• [PROBLEM TO SOLVE]: Every line of the material below should be repeated exactly.
* start DATA PROVIDED *
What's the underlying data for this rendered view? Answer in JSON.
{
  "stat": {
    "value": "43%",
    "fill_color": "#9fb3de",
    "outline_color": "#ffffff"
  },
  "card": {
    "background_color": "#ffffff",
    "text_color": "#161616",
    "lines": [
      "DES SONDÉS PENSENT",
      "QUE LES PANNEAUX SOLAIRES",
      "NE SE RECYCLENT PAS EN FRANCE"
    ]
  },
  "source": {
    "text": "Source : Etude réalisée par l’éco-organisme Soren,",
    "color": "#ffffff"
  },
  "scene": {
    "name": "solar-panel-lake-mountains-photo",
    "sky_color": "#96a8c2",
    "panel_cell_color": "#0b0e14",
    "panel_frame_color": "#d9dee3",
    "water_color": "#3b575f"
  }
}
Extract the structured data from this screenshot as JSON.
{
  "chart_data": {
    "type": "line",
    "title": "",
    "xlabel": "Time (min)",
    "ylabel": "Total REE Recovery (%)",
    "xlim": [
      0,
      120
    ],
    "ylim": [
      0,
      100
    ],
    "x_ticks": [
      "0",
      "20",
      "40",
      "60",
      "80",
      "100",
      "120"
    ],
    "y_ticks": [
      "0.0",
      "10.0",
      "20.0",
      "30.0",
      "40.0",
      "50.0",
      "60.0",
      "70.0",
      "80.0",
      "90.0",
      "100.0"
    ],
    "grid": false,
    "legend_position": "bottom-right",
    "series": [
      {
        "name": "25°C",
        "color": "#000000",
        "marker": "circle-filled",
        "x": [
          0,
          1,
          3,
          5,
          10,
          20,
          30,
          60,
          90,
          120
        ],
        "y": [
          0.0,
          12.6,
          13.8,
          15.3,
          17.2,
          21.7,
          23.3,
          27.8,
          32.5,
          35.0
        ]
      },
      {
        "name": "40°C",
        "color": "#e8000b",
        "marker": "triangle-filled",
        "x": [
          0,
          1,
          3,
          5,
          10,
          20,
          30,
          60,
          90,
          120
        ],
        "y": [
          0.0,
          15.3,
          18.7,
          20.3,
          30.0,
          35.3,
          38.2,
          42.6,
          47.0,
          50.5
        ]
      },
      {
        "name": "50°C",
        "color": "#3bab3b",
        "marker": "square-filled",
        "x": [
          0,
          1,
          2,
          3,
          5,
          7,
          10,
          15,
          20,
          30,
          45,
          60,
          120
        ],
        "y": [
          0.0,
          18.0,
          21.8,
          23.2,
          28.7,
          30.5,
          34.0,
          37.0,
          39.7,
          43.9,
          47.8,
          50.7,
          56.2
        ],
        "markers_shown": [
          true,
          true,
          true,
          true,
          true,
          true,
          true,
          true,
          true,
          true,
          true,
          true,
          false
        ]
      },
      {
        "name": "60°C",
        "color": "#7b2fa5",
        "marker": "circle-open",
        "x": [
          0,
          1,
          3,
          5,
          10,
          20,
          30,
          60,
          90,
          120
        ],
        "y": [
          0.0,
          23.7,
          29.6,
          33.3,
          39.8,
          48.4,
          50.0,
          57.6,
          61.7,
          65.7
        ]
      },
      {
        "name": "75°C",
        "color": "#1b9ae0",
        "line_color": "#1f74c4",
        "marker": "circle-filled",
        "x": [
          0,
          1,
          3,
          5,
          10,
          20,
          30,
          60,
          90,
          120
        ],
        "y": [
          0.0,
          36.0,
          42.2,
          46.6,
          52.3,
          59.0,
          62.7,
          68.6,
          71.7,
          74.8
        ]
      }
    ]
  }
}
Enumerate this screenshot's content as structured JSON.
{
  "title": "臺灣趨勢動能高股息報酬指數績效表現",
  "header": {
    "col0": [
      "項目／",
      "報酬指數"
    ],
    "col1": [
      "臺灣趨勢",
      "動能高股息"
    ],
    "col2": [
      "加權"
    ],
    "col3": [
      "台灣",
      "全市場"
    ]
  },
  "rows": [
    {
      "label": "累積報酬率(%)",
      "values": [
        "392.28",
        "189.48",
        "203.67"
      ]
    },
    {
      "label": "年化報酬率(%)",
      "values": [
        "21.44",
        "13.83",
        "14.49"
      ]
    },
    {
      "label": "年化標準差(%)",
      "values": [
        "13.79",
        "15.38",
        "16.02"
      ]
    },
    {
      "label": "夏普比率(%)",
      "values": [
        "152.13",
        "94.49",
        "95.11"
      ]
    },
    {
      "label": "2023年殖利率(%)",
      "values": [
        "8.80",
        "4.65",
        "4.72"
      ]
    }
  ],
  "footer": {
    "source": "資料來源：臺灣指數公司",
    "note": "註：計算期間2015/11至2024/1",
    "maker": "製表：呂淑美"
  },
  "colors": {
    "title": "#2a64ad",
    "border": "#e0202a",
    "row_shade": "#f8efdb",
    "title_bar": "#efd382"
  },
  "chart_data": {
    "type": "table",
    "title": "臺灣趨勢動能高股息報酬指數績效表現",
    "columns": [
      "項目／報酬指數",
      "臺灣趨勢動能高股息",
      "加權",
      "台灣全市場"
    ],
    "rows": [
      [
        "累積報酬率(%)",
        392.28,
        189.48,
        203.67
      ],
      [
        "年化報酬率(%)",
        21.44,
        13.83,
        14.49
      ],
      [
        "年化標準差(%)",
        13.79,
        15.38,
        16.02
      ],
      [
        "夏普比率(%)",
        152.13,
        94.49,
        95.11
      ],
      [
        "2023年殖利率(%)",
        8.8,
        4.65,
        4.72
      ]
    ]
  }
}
* end DATA PROVIDED *
• [EXPECTED ANSWER]:
What's the underlying data for this rendered view? Answer in JSON.
{
  "stat": {
    "value": "43%",
    "fill_color": "#9fb3de",
    "outline_color": "#ffffff"
  },
  "card": {
    "background_color": "#ffffff",
    "text_color": "#161616",
    "lines": [
      "DES SONDÉS PENSENT",
      "QUE LES PANNEAUX SOLAIRES",
      "NE SE RECYCLENT PAS EN FRANCE"
    ]
  },
  "source": {
    "text": "Source : Etude réalisée par l’éco-organisme Soren,",
    "color": "#ffffff"
  },
  "scene": {
    "name": "solar-panel-lake-mountains-photo",
    "sky_color": "#96a8c2",
    "panel_cell_color": "#0b0e14",
    "panel_frame_color": "#d9dee3",
    "water_color": "#3b575f"
  }
}
Extract the structured data from this screenshot as JSON.
{
  "chart_data": {
    "type": "line",
    "title": "",
    "xlabel": "Time (min)",
    "ylabel": "Total REE Recovery (%)",
    "xlim": [
      0,
      120
    ],
    "ylim": [
      0,
      100
    ],
    "x_ticks": [
      "0",
      "20",
      "40",
      "60",
      "80",
      "100",
      "120"
    ],
    "y_ticks": [
      "0.0",
      "10.0",
      "20.0",
      "30.0",
      "40.0",
      "50.0",
      "60.0",
      "70.0",
      "80.0",
      "90.0",
      "100.0"
    ],
    "grid": false,
    "legend_position": "bottom-right",
    "series": [
      {
        "name": "25°C",
        "color": "#000000",
        "marker": "circle-filled",
        "x": [
          0,
          1,
          3,
          5,
          10,
          20,
          30,
          60,
          90,
          120
        ],
        "y": [
          0.0,
          12.6,
          13.8,
          15.3,
          17.2,
          21.7,
          23.3,
          27.8,
          32.5,
          35.0
        ]
      },
      {
        "name": "40°C",
        "color": "#e8000b",
        "marker": "triangle-filled",
        "x": [
          0,
          1,
          3,
          5,
          10,
          20,
          30,
          60,
          90,
          120
        ],
        "y": [
          0.0,
          15.3,
          18.7,
          20.3,
          30.0,
          35.3,
          38.2,
          42.6,
          47.0,
          50.5
        ]
      },
      {
        "name": "50°C",
        "color": "#3bab3b",
        "marker": "square-filled",
        "x": [
          0,
          1,
          2,
          3,
          5,
          7,
          10,
          15,
          20,
          30,
          45,
          60,
          120
        ],
        "y": [
          0.0,
          18.0,
          21.8,
          23.2,
          28.7,
          30.5,
          34.0,
          37.0,
          39.7,
          43.9,
          47.8,
          50.7,
          56.2
        ],
        "markers_shown": [
          true,
          true,
          true,
          true,
          true,
          true,
          true,
          true,
          true,
          true,
          true,
          true,
          false
        ]
      },
      {
        "name": "60°C",
        "color": "#7b2fa5",
        "marker": "circle-open",
        "x": [
          0,
          1,
          3,
          5,
          10,
          20,
          30,
          60,
          90,
          120
        ],
        "y": [
          0.0,
          23.7,
          29.6,
          33.3,
          39.8,
          48.4,
          50.0,
          57.6,
          61.7,
          65.7
        ]
      },
      {
        "name": "75°C",
        "color": "#1b9ae0",
        "line_color": "#1f74c4",
        "marker": "circle-filled",
        "x": [
          0,
          1,
          3,
          5,
          10,
          20,
          30,
          60,
          90,
          120
        ],
        "y": [
          0.0,
          36.0,
          42.2,
          46.6,
          52.3,
          59.0,
          62.7,
          68.6,
          71.7,
          74.8
        ]
      }
    ]
  }
}
Enumerate this screenshot's content as structured JSON.
{
  "title": "臺灣趨勢動能高股息報酬指數績效表現",
  "header": {
    "col0": [
      "項目／",
      "報酬指數"
    ],
    "col1": [
      "臺灣趨勢",
      "動能高股息"
    ],
    "col2": [
      "加權"
    ],
    "col3": [
      "台灣",
      "全市場"
    ]
  },
  "rows": [
    {
      "label": "累積報酬率(%)",
      "values": [
        "392.28",
        "189.48",
        "203.67"
      ]
    },
    {
      "label": "年化報酬率(%)",
      "values": [
        "21.44",
        "13.83",
        "14.49"
      ]
    },
    {
      "label": "年化標準差(%)",
      "values": [
        "13.79",
        "15.38",
        "16.02"
      ]
    },
    {
      "label": "夏普比率(%)",
      "values": [
        "152.13",
        "94.49",
        "95.11"
      ]
    },
    {
      "label": "2023年殖利率(%)",
      "values": [
        "8.80",
        "4.65",
        "4.72"
      ]
    }
  ],
  "footer": {
    "source": "資料來源：臺灣指數公司",
    "note": "註：計算期間2015/11至2024/1",
    "maker": "製表：呂淑美"
  },
  "colors": {
    "title": "#2a64ad",
    "border": "#e0202a",
    "row_shade": "#f8efdb",
    "title_bar": "#efd382"
  },
  "chart_data": {
    "type": "table",
    "title": "臺灣趨勢動能高股息報酬指數績效表現",
    "columns": [
      "項目／報酬指數",
      "臺灣趨勢動能高股息",
      "加權",
      "台灣全市場"
    ],
    "rows": [
      [
        "累積報酬率(%)",
        392.28,
        189.48,
        203.67
      ],
      [
        "年化報酬率(%)",
        21.44,
        13.83,
        14.49
      ],
      [
        "年化標準差(%)",
        13.79,
        15.38,
        16.02
      ],
      [
        "夏普比率(%)",
        152.13,
        94.49,
        95.11
      ],
      [
        "2023年殖利率(%)",
        8.8,
        4.65,
        4.72
      ]
    ]
  }
}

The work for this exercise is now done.